Extract each line from the entries below that contains the string "expand".
-- Record excerpts start --
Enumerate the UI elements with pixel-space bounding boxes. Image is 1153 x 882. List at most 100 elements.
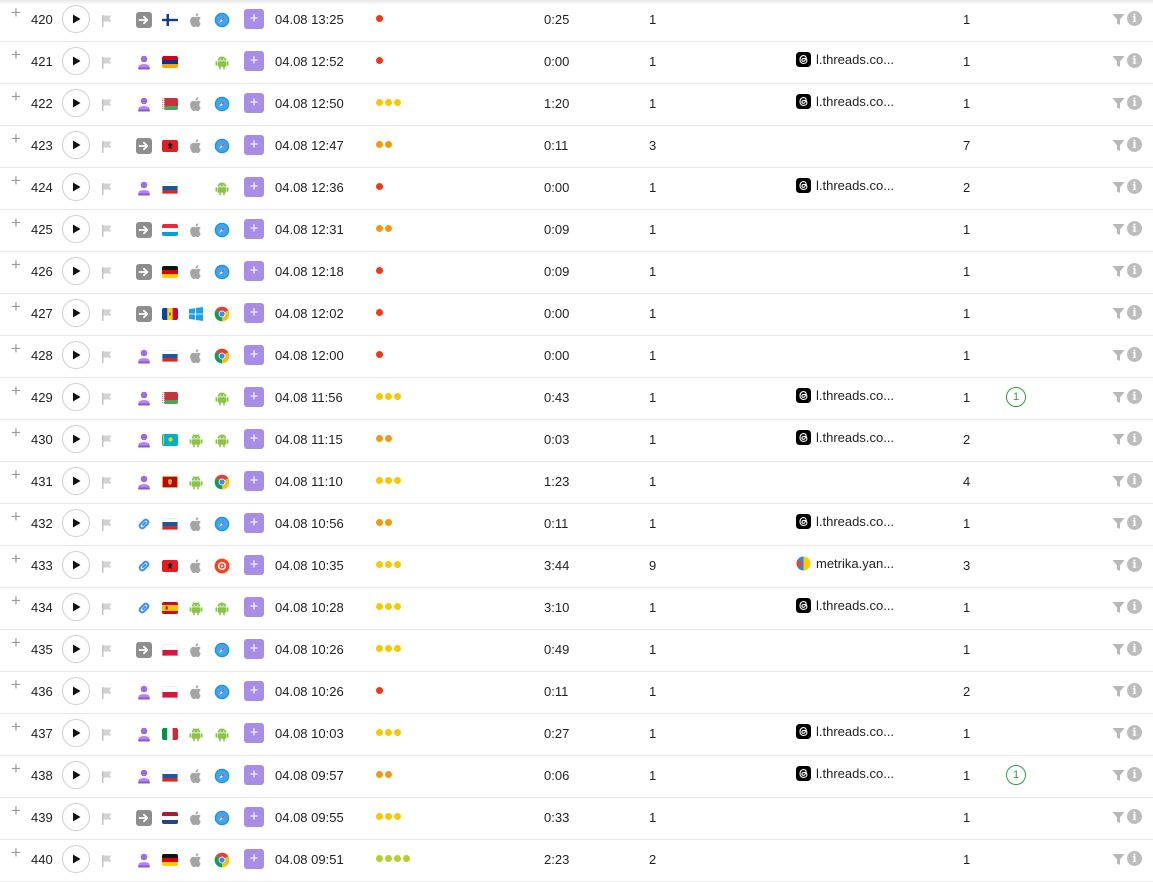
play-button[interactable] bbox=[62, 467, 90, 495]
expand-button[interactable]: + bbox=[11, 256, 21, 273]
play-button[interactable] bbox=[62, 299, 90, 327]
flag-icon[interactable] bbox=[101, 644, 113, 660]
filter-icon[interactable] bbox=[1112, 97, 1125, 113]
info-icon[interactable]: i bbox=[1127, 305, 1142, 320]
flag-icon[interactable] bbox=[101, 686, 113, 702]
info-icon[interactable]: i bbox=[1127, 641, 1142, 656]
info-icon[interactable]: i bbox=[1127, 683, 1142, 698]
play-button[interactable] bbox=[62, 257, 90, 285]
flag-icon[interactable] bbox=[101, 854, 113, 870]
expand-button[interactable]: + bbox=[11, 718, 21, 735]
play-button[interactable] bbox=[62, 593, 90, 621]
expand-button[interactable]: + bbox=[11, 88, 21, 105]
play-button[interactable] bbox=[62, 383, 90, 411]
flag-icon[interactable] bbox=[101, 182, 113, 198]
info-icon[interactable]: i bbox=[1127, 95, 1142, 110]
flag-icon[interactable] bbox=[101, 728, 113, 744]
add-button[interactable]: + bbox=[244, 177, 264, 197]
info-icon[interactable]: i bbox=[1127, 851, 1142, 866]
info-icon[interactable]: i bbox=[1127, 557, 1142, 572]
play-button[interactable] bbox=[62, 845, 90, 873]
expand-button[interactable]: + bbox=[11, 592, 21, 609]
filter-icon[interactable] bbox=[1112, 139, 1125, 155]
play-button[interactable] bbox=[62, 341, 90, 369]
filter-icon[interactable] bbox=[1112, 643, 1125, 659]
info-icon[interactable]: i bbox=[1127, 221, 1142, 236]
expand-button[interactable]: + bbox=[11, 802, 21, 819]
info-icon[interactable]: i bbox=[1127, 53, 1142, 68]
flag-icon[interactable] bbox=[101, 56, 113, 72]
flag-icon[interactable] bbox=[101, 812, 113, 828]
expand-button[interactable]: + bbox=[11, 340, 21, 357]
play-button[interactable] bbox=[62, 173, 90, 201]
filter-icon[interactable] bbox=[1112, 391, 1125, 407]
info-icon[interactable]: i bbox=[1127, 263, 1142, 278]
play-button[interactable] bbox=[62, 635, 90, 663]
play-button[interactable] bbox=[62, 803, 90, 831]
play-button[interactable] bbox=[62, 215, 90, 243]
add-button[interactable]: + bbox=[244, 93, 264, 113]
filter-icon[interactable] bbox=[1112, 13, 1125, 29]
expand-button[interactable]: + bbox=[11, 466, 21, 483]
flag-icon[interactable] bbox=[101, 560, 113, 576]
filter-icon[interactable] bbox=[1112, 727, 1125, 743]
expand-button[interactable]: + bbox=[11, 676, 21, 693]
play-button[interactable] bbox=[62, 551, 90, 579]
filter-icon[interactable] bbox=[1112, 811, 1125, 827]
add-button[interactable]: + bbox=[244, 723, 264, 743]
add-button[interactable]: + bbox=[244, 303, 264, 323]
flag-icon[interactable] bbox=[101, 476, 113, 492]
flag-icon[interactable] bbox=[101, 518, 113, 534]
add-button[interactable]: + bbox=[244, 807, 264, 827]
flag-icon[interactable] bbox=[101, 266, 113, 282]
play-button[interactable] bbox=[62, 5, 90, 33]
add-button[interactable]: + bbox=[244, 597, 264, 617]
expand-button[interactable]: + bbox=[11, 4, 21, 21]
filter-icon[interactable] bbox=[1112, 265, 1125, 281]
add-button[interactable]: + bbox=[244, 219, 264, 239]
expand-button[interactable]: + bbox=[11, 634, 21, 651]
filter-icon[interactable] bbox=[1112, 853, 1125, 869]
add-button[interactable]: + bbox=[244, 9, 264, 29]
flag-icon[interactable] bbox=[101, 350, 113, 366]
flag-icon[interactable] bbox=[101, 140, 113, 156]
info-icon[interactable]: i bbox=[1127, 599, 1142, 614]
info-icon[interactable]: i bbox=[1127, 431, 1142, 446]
-- Record excerpts end --
Completed exercise:
expand-button[interactable]: + bbox=[11, 256, 21, 273]
expand-button[interactable]: + bbox=[11, 718, 21, 735]
expand-button[interactable]: + bbox=[11, 88, 21, 105]
expand-button[interactable]: + bbox=[11, 592, 21, 609]
expand-button[interactable]: + bbox=[11, 802, 21, 819]
expand-button[interactable]: + bbox=[11, 340, 21, 357]
expand-button[interactable]: + bbox=[11, 466, 21, 483]
expand-button[interactable]: + bbox=[11, 676, 21, 693]
expand-button[interactable]: + bbox=[11, 4, 21, 21]
expand-button[interactable]: + bbox=[11, 634, 21, 651]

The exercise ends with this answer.